• AIM: Where a line of the listing below includes the word "Todesfälle", reproduce that line.

• EXERCISE INPUT:
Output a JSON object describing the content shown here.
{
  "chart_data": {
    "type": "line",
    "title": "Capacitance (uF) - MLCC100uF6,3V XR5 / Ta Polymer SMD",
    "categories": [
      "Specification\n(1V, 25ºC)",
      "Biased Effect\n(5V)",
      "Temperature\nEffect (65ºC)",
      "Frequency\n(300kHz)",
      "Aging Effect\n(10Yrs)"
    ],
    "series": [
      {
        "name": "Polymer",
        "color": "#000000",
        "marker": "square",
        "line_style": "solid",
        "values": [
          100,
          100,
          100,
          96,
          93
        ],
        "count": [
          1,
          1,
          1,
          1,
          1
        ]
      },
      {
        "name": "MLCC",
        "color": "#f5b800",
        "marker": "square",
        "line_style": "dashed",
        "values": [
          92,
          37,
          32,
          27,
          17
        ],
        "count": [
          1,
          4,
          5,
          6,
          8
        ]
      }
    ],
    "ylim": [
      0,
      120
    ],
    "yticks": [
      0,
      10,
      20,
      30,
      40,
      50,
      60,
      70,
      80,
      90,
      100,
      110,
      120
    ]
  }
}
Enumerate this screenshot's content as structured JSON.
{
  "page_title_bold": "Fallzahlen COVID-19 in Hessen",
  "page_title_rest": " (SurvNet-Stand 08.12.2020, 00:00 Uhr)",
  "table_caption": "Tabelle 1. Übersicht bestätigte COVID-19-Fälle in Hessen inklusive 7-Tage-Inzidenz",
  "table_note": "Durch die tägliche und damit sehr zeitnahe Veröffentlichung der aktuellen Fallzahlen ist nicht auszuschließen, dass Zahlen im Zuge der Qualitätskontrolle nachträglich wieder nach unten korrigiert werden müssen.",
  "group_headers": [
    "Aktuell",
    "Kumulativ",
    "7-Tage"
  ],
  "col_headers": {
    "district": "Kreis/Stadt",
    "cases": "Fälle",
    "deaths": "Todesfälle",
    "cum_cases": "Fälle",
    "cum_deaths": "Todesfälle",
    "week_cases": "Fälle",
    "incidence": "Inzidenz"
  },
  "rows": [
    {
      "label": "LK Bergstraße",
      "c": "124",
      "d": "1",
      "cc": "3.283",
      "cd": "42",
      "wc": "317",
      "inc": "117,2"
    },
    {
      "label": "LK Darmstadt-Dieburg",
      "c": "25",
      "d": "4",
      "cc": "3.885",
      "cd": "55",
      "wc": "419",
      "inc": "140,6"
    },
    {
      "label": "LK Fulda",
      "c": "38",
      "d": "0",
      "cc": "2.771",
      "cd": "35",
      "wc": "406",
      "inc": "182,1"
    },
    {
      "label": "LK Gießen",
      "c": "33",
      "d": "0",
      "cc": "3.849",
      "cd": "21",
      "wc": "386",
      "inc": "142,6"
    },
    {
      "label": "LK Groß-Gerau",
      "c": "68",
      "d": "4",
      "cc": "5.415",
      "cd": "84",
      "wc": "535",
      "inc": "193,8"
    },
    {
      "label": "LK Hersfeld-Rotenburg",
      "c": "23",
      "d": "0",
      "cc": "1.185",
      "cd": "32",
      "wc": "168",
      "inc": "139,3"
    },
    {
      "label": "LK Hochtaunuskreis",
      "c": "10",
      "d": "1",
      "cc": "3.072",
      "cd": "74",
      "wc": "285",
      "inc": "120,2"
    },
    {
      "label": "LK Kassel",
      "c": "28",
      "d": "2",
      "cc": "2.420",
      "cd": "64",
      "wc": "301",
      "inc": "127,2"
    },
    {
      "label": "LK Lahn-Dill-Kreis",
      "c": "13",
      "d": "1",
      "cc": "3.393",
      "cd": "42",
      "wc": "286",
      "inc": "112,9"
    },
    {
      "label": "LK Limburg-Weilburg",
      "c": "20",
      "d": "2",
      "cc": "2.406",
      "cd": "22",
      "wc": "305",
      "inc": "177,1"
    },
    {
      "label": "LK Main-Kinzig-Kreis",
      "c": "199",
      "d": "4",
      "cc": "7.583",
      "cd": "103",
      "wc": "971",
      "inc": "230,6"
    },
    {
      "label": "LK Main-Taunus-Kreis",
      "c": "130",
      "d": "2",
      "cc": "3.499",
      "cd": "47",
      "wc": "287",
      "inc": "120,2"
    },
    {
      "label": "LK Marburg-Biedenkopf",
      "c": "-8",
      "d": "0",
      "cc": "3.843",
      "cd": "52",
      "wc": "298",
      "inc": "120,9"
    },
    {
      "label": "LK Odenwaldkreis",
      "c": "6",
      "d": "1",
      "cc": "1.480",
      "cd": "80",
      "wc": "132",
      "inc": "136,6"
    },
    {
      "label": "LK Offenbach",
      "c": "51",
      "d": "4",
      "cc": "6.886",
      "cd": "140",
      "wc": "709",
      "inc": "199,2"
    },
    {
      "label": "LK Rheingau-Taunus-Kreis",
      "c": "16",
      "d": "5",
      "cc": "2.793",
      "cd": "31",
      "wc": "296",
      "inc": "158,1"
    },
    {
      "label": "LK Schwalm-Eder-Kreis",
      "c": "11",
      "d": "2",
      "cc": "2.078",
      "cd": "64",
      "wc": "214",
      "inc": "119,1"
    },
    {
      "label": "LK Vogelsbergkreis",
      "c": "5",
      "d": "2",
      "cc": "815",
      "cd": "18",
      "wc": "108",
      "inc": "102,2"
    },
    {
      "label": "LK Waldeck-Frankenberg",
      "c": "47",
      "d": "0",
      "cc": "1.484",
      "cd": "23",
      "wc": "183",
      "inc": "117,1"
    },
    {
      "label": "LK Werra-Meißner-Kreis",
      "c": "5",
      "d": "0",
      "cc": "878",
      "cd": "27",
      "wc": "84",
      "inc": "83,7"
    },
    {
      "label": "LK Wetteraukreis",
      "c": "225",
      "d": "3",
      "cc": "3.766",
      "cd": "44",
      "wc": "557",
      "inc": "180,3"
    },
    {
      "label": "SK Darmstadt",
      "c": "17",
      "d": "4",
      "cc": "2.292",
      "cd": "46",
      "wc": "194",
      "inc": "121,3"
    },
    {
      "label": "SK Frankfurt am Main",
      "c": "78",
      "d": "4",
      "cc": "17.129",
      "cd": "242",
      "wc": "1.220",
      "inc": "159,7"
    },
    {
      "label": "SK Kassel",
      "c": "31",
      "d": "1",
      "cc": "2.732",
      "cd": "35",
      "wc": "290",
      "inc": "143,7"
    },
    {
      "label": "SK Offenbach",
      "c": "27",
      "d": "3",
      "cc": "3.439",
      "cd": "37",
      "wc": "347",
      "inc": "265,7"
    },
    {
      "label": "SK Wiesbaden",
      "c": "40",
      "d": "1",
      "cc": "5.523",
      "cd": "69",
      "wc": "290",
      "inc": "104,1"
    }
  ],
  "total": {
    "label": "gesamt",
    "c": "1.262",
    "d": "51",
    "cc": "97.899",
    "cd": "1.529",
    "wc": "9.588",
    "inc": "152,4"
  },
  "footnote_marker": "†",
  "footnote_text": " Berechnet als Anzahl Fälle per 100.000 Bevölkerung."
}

• ANSWER TO THIS TASK:
    "deaths": "Todesfälle",
    "cum_deaths": "Todesfälle",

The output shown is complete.